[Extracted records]
------------------------------

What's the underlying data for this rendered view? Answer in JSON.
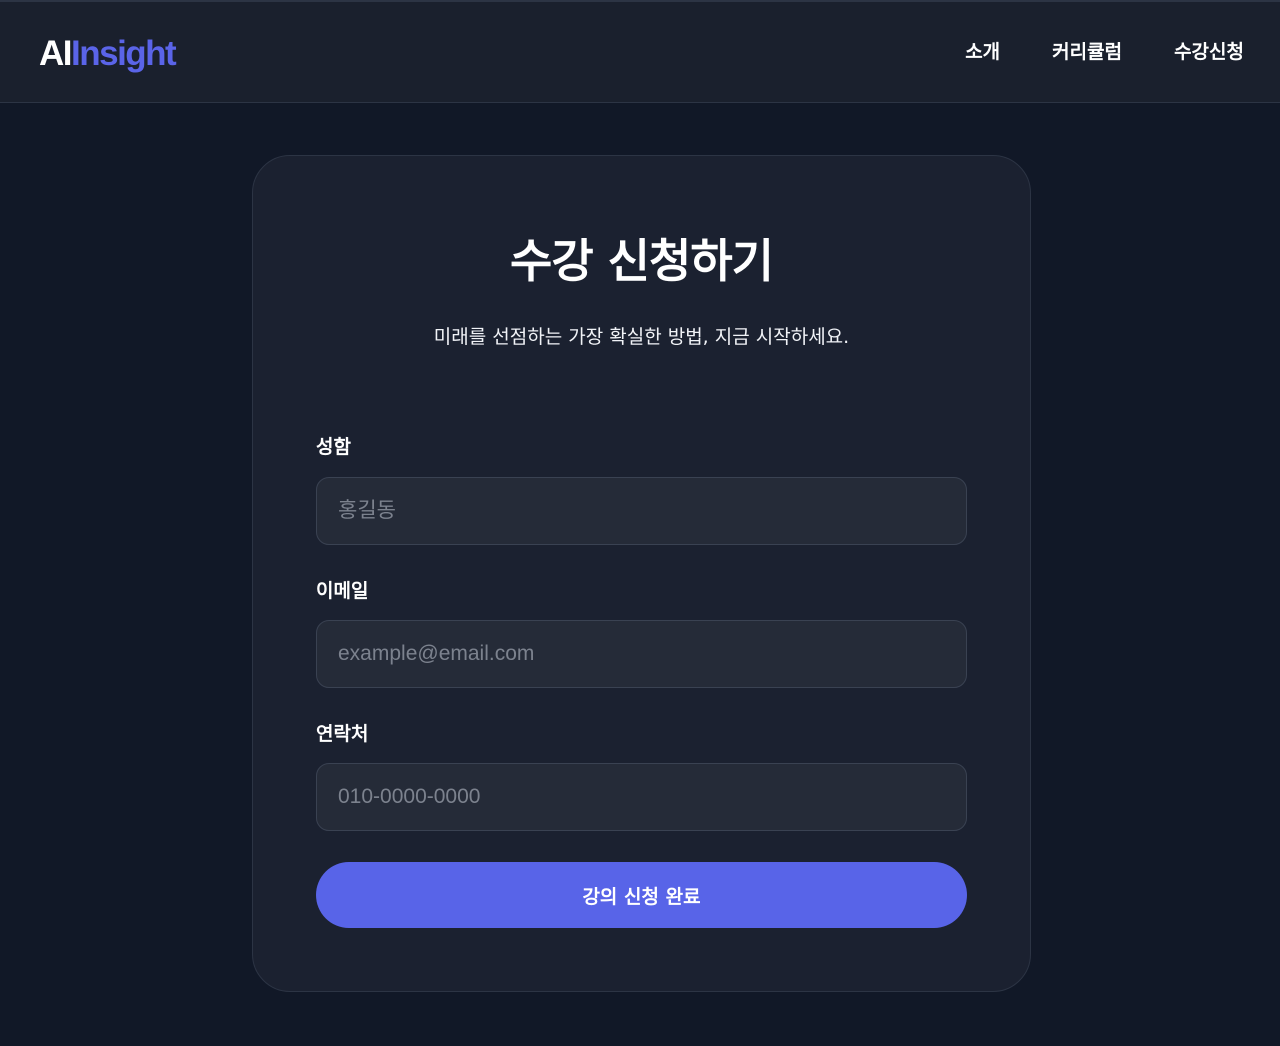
{
  "header": {
    "logo": {
      "part1": "AI",
      "part2": "Insight"
    },
    "nav": [
      "소개",
      "커리큘럼",
      "수강신청"
    ]
  },
  "card": {
    "title": "수강 신청하기",
    "subtitle": "미래를 선점하는 가장 확실한 방법, 지금 시작하세요.",
    "fields": [
      {
        "label": "성함",
        "placeholder": "홍길동",
        "value": ""
      },
      {
        "label": "이메일",
        "placeholder": "example@email.com",
        "value": ""
      },
      {
        "label": "연락처",
        "placeholder": "010-0000-0000",
        "value": ""
      }
    ],
    "submit_label": "강의 신청 완료"
  },
  "colors": {
    "background": "#111827",
    "header": "#1a202d",
    "card": "#1b2130",
    "input": "#252b38",
    "accent": "#5864e8"
  }
}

------------------------------

(Exercise task) Restate the data above exactly, stripping out each image.

(Output of the task)
What's the underlying data for this rendered view? Answer in JSON.
{
  "header": {
    "logo": {
      "part1": "AI",
      "part2": "Insight"
    },
    "nav": [
      "소개",
      "커리큘럼",
      "수강신청"
    ]
  },
  "card": {
    "title": "수강 신청하기",
    "subtitle": "미래를 선점하는 가장 확실한 방법, 지금 시작하세요.",
    "fields": [
      {
        "label": "성함",
        "placeholder": "홍길동",
        "value": ""
      },
      {
        "label": "이메일",
        "placeholder": "example@email.com",
        "value": ""
      },
      {
        "label": "연락처",
        "placeholder": "010-0000-0000",
        "value": ""
      }
    ],
    "submit_label": "강의 신청 완료"
  },
  "colors": {
    "background": "#111827",
    "header": "#1a202d",
    "card": "#1b2130",
    "input": "#252b38",
    "accent": "#5864e8"
  }
}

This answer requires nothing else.